# START OF DATA FOR PROCESSING

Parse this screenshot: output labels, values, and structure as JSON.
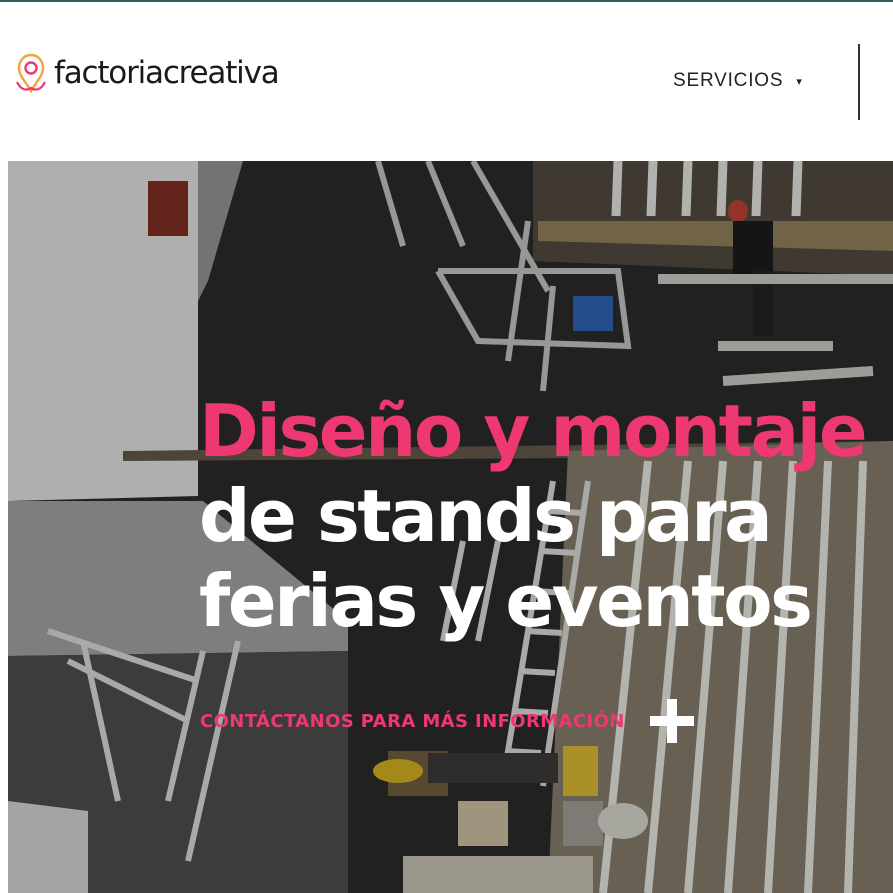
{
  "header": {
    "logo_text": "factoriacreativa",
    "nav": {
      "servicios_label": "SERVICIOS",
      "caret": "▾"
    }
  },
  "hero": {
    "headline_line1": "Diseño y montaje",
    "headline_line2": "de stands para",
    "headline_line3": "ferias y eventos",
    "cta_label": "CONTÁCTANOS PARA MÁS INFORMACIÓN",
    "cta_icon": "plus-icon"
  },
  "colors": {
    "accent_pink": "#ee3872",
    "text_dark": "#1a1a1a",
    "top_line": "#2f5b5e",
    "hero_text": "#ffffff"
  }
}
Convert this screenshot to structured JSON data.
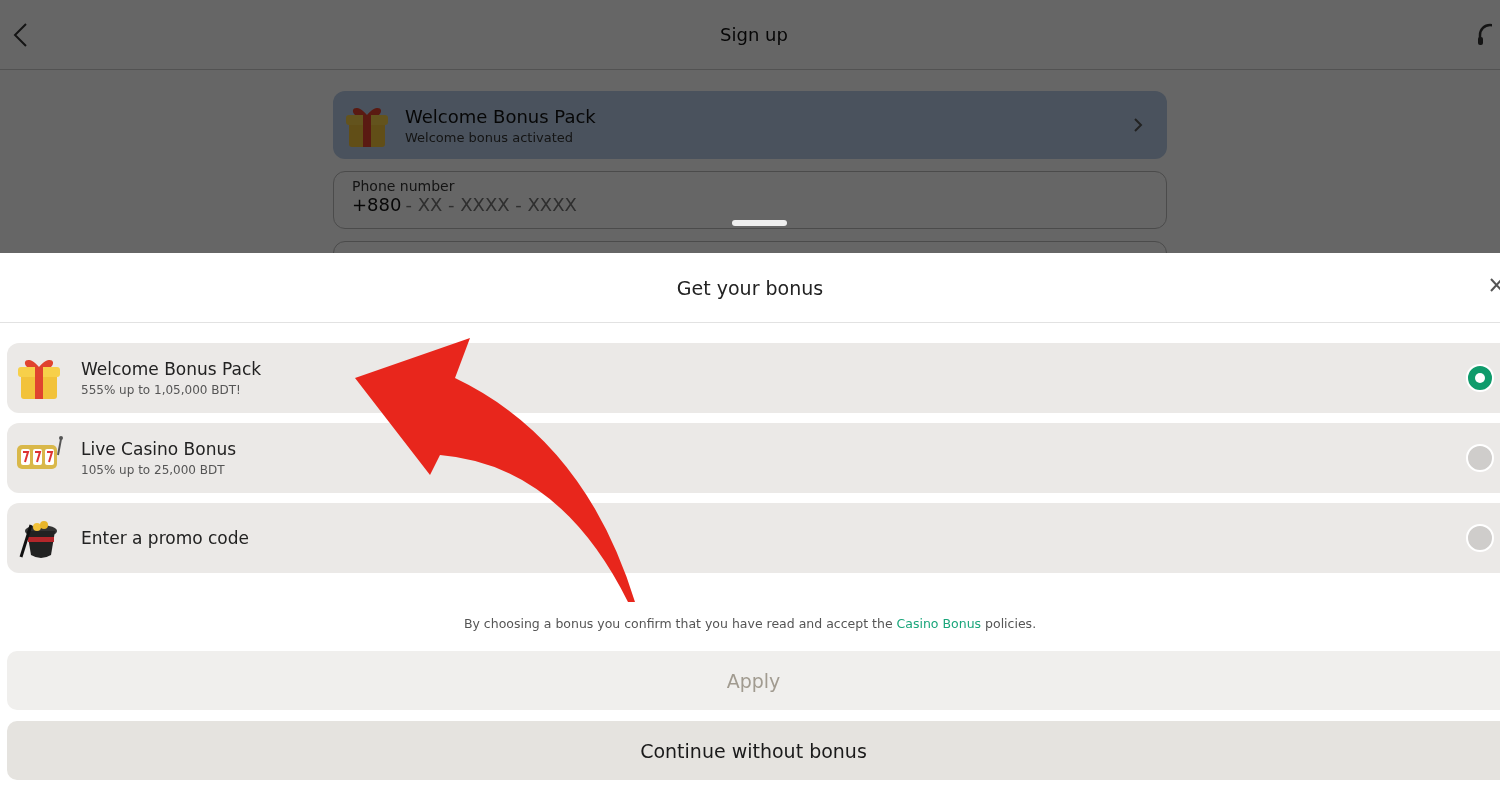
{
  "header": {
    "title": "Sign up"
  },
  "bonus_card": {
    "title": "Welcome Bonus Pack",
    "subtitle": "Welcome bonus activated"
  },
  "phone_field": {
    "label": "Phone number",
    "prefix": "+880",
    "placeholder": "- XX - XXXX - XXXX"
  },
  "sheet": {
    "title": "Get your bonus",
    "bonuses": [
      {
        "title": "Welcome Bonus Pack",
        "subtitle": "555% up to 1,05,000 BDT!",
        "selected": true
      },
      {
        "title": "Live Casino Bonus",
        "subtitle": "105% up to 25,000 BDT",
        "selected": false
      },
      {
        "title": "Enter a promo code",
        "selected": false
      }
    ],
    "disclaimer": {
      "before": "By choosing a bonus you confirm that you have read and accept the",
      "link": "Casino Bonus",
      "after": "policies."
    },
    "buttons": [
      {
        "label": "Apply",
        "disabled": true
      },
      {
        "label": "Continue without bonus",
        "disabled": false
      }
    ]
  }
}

# END OF DATA FOR PROCESSING

▸ **TASK OBJECTIVE**
Set down the material above as is, without any pictures.

▸ **EXERCISE OUTPUT**
Parse this screenshot: output labels, values, and structure as JSON.
{
  "header": {
    "logo_text": "factoriacreativa",
    "nav": {
      "servicios_label": "SERVICIOS",
      "caret": "▾"
    }
  },
  "hero": {
    "headline_line1": "Diseño y montaje",
    "headline_line2": "de stands para",
    "headline_line3": "ferias y eventos",
    "cta_label": "CONTÁCTANOS PARA MÁS INFORMACIÓN",
    "cta_icon": "plus-icon"
  },
  "colors": {
    "accent_pink": "#ee3872",
    "text_dark": "#1a1a1a",
    "top_line": "#2f5b5e",
    "hero_text": "#ffffff"
  }
}
Convert this screenshot to structured JSON data.
{
  "header": {
    "title": "Sign up"
  },
  "bonus_card": {
    "title": "Welcome Bonus Pack",
    "subtitle": "Welcome bonus activated"
  },
  "phone_field": {
    "label": "Phone number",
    "prefix": "+880",
    "placeholder": "- XX - XXXX - XXXX"
  },
  "sheet": {
    "title": "Get your bonus",
    "bonuses": [
      {
        "title": "Welcome Bonus Pack",
        "subtitle": "555% up to 1,05,000 BDT!",
        "selected": true
      },
      {
        "title": "Live Casino Bonus",
        "subtitle": "105% up to 25,000 BDT",
        "selected": false
      },
      {
        "title": "Enter a promo code",
        "selected": false
      }
    ],
    "disclaimer": {
      "before": "By choosing a bonus you confirm that you have read and accept the",
      "link": "Casino Bonus",
      "after": "policies."
    },
    "buttons": [
      {
        "label": "Apply",
        "disabled": true
      },
      {
        "label": "Continue without bonus",
        "disabled": false
      }
    ]
  }
}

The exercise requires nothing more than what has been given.